Supplied data:
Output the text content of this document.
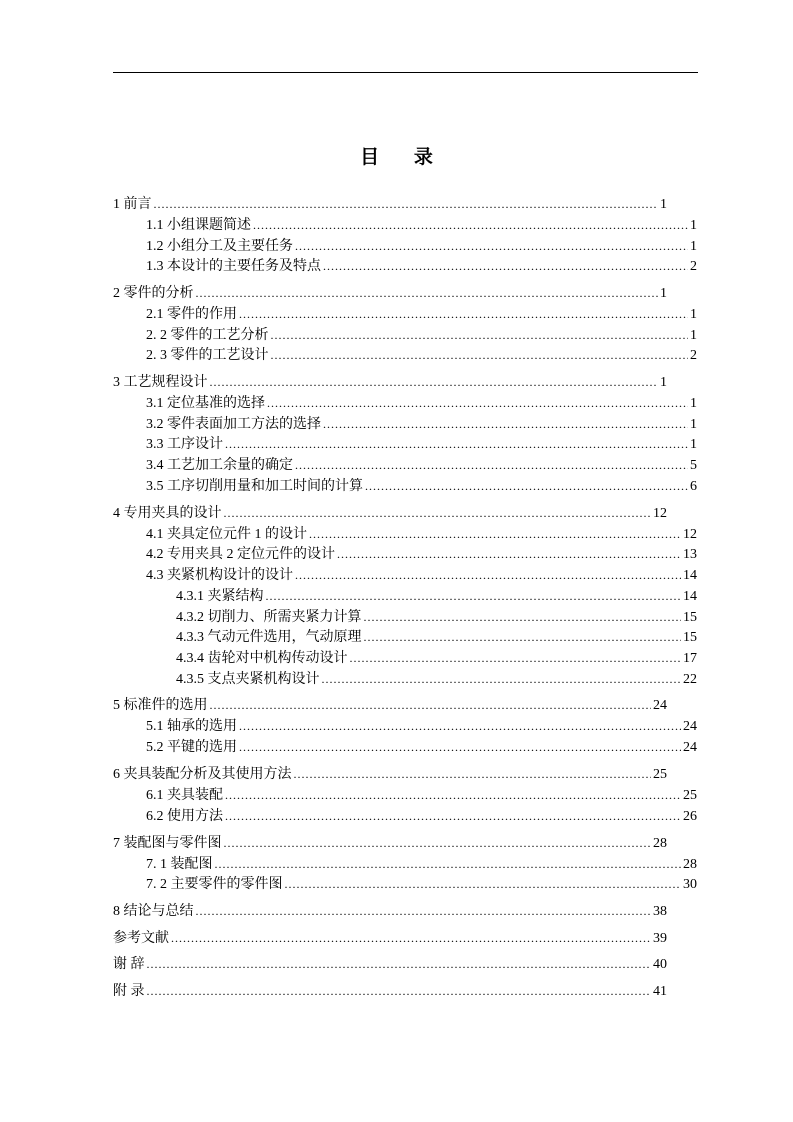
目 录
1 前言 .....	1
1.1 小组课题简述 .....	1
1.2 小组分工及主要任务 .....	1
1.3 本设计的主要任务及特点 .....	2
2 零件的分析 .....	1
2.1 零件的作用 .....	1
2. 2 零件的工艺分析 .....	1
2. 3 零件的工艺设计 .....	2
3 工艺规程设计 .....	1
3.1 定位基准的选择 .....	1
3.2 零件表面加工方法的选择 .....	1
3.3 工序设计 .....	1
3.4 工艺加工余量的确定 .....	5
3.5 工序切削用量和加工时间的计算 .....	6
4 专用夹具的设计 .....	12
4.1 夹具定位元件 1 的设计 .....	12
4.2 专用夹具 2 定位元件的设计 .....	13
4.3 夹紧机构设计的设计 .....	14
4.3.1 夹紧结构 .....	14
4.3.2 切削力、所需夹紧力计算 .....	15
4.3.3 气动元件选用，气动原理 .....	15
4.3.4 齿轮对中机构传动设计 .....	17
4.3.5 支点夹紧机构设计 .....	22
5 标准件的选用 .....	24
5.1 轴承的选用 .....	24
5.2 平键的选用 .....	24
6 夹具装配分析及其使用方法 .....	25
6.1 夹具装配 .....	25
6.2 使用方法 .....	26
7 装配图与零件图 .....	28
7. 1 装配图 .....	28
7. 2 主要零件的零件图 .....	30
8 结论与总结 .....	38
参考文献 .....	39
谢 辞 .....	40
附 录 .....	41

Task objective: Please repeat the entries exactly. Do not include the pictures.

Correct output:
Output the text content of this document.
目 录
1 前言 .....	1
1.1 小组课题简述 .....	1
1.2 小组分工及主要任务 .....	1
1.3 本设计的主要任务及特点 .....	2
2 零件的分析 .....	1
2.1 零件的作用 .....	1
2. 2 零件的工艺分析 .....	1
2. 3 零件的工艺设计 .....	2
3 工艺规程设计 .....	1
3.1 定位基准的选择 .....	1
3.2 零件表面加工方法的选择 .....	1
3.3 工序设计 .....	1
3.4 工艺加工余量的确定 .....	5
3.5 工序切削用量和加工时间的计算 .....	6
4 专用夹具的设计 .....	12
4.1 夹具定位元件 1 的设计 .....	12
4.2 专用夹具 2 定位元件的设计 .....	13
4.3 夹紧机构设计的设计 .....	14
4.3.1 夹紧结构 .....	14
4.3.2 切削力、所需夹紧力计算 .....	15
4.3.3 气动元件选用，气动原理 .....	15
4.3.4 齿轮对中机构传动设计 .....	17
4.3.5 支点夹紧机构设计 .....	22
5 标准件的选用 .....	24
5.1 轴承的选用 .....	24
5.2 平键的选用 .....	24
6 夹具装配分析及其使用方法 .....	25
6.1 夹具装配 .....	25
6.2 使用方法 .....	26
7 装配图与零件图 .....	28
7. 1 装配图 .....	28
7. 2 主要零件的零件图 .....	30
8 结论与总结 .....	38
参考文献 .....	39
谢 辞 .....	40
附 录 .....	41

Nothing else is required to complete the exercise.